### STATED GOAL
Find the lines that hold the word "consecutivos" and return them.

### DATA PROVIDED
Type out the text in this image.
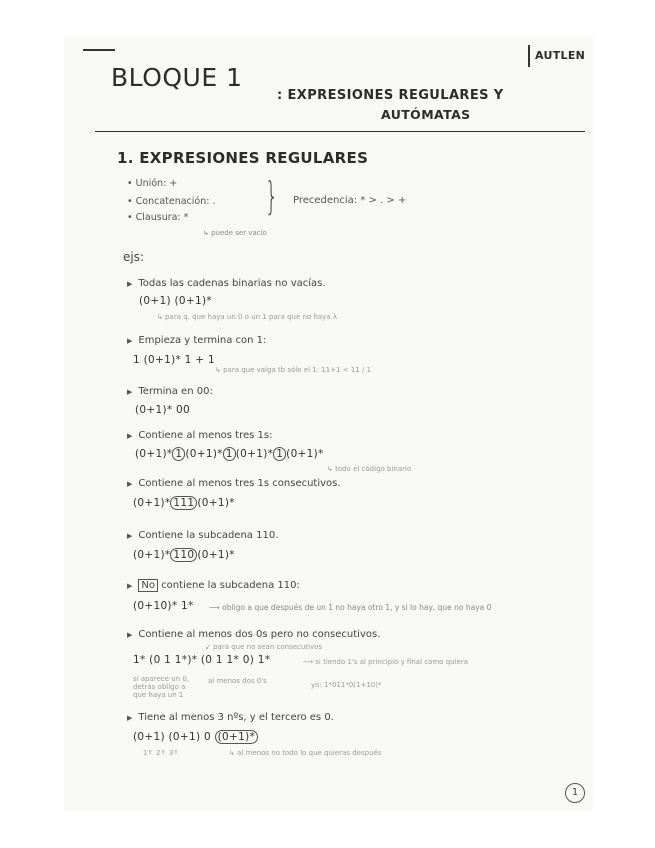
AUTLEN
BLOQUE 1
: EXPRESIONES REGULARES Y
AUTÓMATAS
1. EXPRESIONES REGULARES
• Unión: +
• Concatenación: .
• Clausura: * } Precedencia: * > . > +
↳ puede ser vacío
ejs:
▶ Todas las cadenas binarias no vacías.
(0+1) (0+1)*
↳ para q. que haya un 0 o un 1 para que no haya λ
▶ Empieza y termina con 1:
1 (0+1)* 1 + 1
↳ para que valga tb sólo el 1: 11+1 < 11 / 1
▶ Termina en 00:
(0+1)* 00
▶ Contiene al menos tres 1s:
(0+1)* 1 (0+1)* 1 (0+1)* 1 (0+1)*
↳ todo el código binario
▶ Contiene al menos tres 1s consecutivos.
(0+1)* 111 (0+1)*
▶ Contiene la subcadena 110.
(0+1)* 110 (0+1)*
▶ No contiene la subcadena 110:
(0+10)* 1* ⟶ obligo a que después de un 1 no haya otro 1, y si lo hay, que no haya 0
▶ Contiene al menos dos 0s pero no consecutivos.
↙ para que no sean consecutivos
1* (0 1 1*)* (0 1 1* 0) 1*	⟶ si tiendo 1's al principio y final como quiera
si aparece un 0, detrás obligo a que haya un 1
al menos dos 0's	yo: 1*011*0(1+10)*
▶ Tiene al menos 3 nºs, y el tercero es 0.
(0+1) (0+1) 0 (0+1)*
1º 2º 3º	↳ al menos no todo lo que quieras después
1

### WRITTEN ANSWER
▶ Contiene al menos tres 1s consecutivos.
▶ Contiene al menos dos 0s pero no consecutivos.
↙ para que no sean consecutivos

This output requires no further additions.